## start SUPPLIED INFORMATION

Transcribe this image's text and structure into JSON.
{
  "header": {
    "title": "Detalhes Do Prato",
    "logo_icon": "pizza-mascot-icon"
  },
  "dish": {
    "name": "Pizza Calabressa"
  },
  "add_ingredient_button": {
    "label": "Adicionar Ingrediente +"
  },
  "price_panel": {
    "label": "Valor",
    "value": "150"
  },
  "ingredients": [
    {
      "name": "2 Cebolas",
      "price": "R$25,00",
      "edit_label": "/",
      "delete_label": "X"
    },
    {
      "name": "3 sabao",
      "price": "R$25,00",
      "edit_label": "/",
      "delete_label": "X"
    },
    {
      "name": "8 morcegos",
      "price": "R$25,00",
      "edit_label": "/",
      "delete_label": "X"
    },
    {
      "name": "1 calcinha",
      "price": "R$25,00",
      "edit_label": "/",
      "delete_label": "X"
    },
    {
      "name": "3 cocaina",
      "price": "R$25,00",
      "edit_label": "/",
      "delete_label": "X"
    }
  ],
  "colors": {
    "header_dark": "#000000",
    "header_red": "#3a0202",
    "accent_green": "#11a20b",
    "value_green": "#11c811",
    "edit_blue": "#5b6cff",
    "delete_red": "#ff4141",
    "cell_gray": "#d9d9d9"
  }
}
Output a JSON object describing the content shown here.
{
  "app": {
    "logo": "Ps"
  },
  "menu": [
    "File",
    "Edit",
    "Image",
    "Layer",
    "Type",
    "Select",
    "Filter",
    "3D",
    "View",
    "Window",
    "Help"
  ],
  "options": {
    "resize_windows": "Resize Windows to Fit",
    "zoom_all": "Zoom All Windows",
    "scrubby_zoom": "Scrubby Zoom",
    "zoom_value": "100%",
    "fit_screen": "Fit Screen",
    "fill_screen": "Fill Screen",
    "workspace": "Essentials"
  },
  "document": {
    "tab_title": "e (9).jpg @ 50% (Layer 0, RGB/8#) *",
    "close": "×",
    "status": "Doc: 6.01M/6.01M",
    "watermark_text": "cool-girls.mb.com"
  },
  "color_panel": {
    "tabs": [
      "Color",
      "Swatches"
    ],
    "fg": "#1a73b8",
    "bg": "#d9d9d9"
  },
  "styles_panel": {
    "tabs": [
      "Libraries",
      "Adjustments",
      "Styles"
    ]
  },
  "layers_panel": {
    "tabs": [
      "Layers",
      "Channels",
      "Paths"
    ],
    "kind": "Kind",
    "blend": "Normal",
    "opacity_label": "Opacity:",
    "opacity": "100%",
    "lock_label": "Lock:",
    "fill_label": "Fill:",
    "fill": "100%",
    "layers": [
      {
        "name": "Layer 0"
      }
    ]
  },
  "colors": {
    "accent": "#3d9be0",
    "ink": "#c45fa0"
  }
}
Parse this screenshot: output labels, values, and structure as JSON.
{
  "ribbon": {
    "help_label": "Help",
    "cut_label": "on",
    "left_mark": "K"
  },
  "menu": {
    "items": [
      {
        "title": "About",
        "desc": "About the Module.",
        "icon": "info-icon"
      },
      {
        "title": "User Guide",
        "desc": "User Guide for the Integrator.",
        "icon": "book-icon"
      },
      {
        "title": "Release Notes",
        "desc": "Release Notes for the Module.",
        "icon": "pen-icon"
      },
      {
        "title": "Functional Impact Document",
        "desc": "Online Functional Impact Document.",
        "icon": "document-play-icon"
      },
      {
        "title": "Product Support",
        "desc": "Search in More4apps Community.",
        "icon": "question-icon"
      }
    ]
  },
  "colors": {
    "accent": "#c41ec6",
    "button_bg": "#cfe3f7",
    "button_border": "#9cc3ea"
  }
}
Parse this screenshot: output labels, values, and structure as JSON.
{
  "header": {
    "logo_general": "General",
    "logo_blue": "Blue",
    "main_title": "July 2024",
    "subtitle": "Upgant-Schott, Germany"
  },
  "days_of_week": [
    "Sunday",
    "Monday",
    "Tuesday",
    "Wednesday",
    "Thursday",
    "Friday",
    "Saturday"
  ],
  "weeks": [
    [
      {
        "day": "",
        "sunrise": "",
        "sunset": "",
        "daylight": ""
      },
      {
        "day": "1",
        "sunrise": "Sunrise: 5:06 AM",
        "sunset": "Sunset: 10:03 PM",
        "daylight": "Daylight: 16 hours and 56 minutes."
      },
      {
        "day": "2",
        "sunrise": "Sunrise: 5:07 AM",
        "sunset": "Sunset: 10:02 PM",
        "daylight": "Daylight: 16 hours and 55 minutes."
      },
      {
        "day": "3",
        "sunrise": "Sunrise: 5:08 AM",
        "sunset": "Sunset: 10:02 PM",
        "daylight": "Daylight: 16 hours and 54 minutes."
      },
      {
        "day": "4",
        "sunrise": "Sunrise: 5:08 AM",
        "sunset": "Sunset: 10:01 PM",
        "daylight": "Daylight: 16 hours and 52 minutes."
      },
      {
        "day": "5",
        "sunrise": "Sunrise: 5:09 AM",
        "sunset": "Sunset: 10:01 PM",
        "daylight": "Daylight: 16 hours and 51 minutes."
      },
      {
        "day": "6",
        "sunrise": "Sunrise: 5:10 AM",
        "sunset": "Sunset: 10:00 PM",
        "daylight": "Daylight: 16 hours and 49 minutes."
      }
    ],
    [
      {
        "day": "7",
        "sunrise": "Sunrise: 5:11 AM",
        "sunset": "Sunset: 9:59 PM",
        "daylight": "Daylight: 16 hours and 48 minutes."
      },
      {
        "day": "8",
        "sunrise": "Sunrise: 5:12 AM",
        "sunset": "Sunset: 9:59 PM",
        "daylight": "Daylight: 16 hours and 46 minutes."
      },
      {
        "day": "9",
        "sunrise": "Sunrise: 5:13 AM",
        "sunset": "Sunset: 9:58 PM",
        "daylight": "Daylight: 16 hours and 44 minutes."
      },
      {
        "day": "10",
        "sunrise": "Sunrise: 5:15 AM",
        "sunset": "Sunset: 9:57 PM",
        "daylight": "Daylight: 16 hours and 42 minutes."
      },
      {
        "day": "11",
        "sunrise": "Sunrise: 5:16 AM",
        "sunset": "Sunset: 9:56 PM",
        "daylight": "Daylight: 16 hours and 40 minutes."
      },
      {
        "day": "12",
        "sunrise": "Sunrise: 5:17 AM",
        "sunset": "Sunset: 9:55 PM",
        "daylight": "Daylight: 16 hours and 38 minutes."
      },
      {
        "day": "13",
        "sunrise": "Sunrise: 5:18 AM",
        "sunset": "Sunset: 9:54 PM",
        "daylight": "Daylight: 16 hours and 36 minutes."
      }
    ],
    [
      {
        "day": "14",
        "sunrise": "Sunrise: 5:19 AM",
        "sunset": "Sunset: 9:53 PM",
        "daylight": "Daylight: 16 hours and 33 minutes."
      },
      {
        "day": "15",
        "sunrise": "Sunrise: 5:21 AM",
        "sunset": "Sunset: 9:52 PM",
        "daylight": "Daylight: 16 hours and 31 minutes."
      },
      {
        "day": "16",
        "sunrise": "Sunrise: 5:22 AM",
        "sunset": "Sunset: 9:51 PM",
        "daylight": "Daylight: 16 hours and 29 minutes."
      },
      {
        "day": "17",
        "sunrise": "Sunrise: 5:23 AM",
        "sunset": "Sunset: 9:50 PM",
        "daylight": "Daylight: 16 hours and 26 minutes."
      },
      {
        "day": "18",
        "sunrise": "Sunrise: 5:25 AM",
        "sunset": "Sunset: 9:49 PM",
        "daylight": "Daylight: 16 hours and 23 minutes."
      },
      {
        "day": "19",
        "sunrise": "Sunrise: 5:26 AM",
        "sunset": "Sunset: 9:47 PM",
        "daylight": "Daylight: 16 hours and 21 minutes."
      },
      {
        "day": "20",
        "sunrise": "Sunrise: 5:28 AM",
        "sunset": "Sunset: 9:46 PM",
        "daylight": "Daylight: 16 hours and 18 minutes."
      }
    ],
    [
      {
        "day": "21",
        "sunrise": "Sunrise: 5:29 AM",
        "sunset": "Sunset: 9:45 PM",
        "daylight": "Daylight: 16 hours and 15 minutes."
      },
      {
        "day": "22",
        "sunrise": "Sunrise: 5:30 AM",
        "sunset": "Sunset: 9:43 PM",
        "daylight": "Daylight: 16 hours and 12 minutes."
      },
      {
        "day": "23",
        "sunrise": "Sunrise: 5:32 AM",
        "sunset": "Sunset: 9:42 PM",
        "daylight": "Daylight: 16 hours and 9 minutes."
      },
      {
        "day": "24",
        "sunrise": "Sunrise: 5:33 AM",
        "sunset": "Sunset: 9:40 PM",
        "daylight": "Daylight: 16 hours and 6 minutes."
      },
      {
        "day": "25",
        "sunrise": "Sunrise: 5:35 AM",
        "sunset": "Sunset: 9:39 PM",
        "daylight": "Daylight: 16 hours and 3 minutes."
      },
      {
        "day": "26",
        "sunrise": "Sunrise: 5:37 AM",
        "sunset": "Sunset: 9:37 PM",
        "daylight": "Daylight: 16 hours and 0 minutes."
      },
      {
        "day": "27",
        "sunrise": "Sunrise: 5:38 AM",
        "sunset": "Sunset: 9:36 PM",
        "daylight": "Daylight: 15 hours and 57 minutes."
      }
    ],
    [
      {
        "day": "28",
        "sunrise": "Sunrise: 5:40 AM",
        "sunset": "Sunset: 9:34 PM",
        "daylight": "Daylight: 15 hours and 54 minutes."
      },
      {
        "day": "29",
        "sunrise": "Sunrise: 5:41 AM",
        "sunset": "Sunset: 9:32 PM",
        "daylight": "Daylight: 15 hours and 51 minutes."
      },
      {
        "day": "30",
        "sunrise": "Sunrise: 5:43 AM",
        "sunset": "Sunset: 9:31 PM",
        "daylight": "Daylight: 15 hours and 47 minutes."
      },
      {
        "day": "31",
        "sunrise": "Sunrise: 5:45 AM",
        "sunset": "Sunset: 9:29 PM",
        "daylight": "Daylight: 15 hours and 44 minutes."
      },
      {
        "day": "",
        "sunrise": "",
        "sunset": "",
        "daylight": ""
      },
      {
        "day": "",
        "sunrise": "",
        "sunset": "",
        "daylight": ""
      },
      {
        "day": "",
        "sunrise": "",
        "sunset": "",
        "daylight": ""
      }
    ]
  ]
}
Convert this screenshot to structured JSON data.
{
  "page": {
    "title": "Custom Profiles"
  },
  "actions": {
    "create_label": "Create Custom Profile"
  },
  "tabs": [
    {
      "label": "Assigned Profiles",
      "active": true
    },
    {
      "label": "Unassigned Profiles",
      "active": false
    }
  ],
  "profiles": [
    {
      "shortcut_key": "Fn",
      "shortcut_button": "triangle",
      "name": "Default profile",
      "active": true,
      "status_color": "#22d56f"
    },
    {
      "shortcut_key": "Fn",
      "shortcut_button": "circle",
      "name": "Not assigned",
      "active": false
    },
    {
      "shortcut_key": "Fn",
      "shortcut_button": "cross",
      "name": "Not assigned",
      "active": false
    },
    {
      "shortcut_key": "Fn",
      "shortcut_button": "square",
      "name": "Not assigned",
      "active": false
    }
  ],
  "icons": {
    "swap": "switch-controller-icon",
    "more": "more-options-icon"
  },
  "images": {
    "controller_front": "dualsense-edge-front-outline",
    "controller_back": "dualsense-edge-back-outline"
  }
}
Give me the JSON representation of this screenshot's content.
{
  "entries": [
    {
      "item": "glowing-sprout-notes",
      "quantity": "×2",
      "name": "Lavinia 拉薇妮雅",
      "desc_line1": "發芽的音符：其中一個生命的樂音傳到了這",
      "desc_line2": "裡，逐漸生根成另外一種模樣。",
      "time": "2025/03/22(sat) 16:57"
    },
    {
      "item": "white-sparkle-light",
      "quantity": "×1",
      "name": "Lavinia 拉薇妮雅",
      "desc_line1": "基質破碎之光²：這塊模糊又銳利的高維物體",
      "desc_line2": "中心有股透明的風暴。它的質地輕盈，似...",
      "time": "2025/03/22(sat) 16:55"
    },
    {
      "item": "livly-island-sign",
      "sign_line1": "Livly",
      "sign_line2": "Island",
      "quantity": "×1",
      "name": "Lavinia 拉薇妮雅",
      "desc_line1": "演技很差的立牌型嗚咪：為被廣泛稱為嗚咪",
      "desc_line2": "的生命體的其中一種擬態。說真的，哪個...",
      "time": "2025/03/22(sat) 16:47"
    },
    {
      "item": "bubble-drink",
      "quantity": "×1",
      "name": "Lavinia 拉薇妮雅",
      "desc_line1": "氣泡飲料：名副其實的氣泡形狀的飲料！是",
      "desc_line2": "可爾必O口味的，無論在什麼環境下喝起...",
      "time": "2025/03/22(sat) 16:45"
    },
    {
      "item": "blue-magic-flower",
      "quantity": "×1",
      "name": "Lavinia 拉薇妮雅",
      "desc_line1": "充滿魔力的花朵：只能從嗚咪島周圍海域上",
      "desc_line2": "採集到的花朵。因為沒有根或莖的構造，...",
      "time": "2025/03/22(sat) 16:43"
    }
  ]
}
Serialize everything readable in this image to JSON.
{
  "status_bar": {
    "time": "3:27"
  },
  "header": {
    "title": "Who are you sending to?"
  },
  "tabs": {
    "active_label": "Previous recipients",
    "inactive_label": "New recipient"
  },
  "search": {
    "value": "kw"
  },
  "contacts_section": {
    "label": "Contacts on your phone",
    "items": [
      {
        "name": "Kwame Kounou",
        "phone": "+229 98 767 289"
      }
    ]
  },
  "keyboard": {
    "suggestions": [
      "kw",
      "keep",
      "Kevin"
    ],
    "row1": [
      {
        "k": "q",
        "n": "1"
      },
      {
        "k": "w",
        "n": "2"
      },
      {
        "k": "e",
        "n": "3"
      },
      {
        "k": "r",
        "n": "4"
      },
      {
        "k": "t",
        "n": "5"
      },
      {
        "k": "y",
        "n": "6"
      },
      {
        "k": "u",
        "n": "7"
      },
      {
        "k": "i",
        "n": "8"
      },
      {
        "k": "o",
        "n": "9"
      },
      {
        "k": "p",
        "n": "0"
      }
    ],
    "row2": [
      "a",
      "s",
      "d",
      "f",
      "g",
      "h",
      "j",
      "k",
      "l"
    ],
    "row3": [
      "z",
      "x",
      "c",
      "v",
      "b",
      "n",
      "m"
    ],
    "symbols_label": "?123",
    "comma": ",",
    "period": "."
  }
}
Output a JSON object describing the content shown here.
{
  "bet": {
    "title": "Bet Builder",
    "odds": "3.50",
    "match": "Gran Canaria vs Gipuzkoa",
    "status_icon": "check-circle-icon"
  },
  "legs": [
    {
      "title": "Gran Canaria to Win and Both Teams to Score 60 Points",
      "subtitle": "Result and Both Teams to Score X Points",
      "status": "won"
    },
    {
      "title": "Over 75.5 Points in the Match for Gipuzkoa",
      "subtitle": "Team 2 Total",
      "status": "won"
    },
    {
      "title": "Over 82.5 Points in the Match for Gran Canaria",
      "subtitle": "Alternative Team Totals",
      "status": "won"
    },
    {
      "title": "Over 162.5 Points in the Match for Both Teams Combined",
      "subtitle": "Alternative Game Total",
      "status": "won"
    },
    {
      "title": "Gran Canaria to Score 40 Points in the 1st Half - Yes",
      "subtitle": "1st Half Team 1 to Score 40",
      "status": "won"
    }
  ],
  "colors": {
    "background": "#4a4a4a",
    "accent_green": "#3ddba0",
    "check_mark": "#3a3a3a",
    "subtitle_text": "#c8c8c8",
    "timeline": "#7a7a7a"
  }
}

## end SUPPLIED INFORMATION

How many lines in the records above contain the word "Teams"? Reply with the number and nothing more.

§ **OUTPUT OF THE TASK**
3